What to work on - Exclude the pictures; give every entry again exactly as written.

Exercise inputs -
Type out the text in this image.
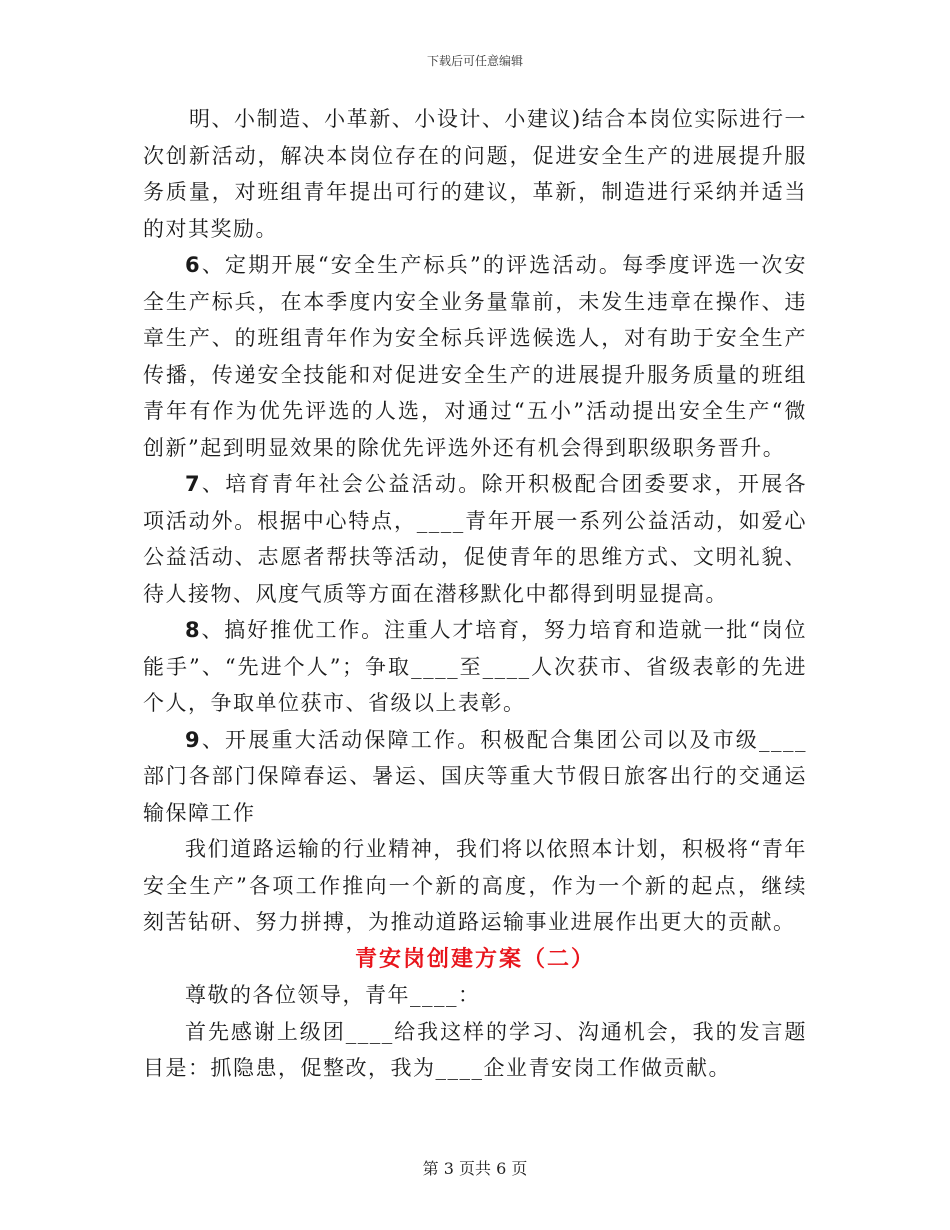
下载后可任意编辑

明、小制造、小革新、小设计、小建议)结合本岗位实际进行一次创新活动，解决本岗位存在的问题，促进安全生产的进展提升服务质量，对班组青年提出可行的建议，革新，制造进行采纳并适当的对其奖励。

6、定期开展“安全生产标兵”的评选活动。每季度评选一次安全生产标兵，在本季度内安全业务量靠前，未发生违章在操作、违章生产、的班组青年作为安全标兵评选候选人，对有助于安全生产传播，传递安全技能和对促进安全生产的进展提升服务质量的班组青年有作为优先评选的人选，对通过“五小”活动提出安全生产“微创新”起到明显效果的除优先评选外还有机会得到职级职务晋升。

7、培育青年社会公益活动。除开积极配合团委要求，开展各项活动外。根据中心特点，____青年开展一系列公益活动，如爱心公益活动、志愿者帮扶等活动，促使青年的思维方式、文明礼貌、待人接物、风度气质等方面在潜移默化中都得到明显提高。

8、搞好推优工作。注重人才培育，努力培育和造就一批“岗位能手”、“先进个人”；争取____至____人次获市、省级表彰的先进个人，争取单位获市、省级以上表彰。

9、开展重大活动保障工作。积极配合集团公司以及市级____部门各部门保障春运、暑运、国庆等重大节假日旅客出行的交通运输保障工作

我们道路运输的行业精神，我们将以依照本计划，积极将“青年安全生产”各项工作推向一个新的高度，作为一个新的起点，继续刻苦钻研、努力拼搏，为推动道路运输事业进展作出更大的贡献。

青安岗创建方案（二）

尊敬的各位领导，青年____：

首先感谢上级团____给我这样的学习、沟通机会，我的发言题目是：抓隐患，促整改，我为____企业青安岗工作做贡献。

第 3 页共 6 页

Solution -
Type out the text in this image.
下载后可任意编辑

明、小制造、小革新、小设计、小建议)结合本岗位实际进行一次创新活动，解决本岗位存在的问题，促进安全生产的进展提升服务质量，对班组青年提出可行的建议，革新，制造进行采纳并适当的对其奖励。

6、定期开展“安全生产标兵”的评选活动。每季度评选一次安全生产标兵，在本季度内安全业务量靠前，未发生违章在操作、违章生产、的班组青年作为安全标兵评选候选人，对有助于安全生产传播，传递安全技能和对促进安全生产的进展提升服务质量的班组青年有作为优先评选的人选，对通过“五小”活动提出安全生产“微创新”起到明显效果的除优先评选外还有机会得到职级职务晋升。

7、培育青年社会公益活动。除开积极配合团委要求，开展各项活动外。根据中心特点，____青年开展一系列公益活动，如爱心公益活动、志愿者帮扶等活动，促使青年的思维方式、文明礼貌、待人接物、风度气质等方面在潜移默化中都得到明显提高。

8、搞好推优工作。注重人才培育，努力培育和造就一批“岗位能手”、“先进个人”；争取____至____人次获市、省级表彰的先进个人，争取单位获市、省级以上表彰。

9、开展重大活动保障工作。积极配合集团公司以及市级____部门各部门保障春运、暑运、国庆等重大节假日旅客出行的交通运输保障工作

我们道路运输的行业精神，我们将以依照本计划，积极将“青年安全生产”各项工作推向一个新的高度，作为一个新的起点，继续刻苦钻研、努力拼搏，为推动道路运输事业进展作出更大的贡献。

青安岗创建方案（二）

尊敬的各位领导，青年____：

首先感谢上级团____给我这样的学习、沟通机会，我的发言题目是：抓隐患，促整改，我为____企业青安岗工作做贡献。

第 3 页共 6 页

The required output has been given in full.